Directive: Swap every "y-tick-label" in these lines for "axis-tick-label" and reproduce the lines with nothing else changed. Leave the pictures out of your answer.

Extracted records:
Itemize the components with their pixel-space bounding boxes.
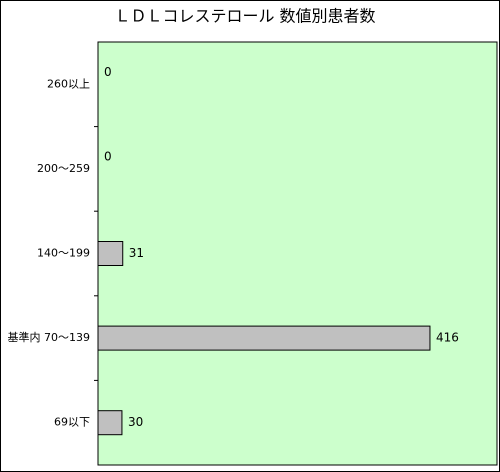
data-label: 0 xyxy=(104,65,112,79)
data-label: 31 xyxy=(129,246,144,260)
y-tick-label: 260以上 xyxy=(47,77,90,90)
y-tick-label: 200～259 xyxy=(37,162,90,175)
bar xyxy=(97,241,124,266)
y-tick-label: 基準内 70～139 xyxy=(8,330,91,344)
y-tick-label: 140～199 xyxy=(37,247,90,260)
bar xyxy=(97,410,123,436)
chart-title: ＬＤＬコレステロール 数値別患者数 xyxy=(114,7,375,26)
data-label: 0 xyxy=(104,149,112,163)
data-label: 30 xyxy=(128,415,143,429)
data-label: 416 xyxy=(436,331,459,345)
plot-area xyxy=(97,41,498,466)
y-tick-label: 69以下 xyxy=(54,416,90,429)
bar xyxy=(97,325,431,351)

Exercise result:
Itemize the components with their pixel-space bounding boxes.
data-label: 0 xyxy=(104,65,112,79)
data-label: 31 xyxy=(129,246,144,260)
axis-tick-label: 260以上 xyxy=(47,77,90,90)
axis-tick-label: 200～259 xyxy=(37,162,90,175)
bar xyxy=(97,241,124,266)
axis-tick-label: 基準内 70～139 xyxy=(8,330,91,344)
axis-tick-label: 140～199 xyxy=(37,247,90,260)
bar xyxy=(97,410,123,436)
chart-title: ＬＤＬコレステロール 数値別患者数 xyxy=(114,7,375,26)
data-label: 0 xyxy=(104,149,112,163)
data-label: 30 xyxy=(128,415,143,429)
data-label: 416 xyxy=(436,331,459,345)
plot-area xyxy=(97,41,498,466)
axis-tick-label: 69以下 xyxy=(54,416,90,429)
bar xyxy=(97,325,431,351)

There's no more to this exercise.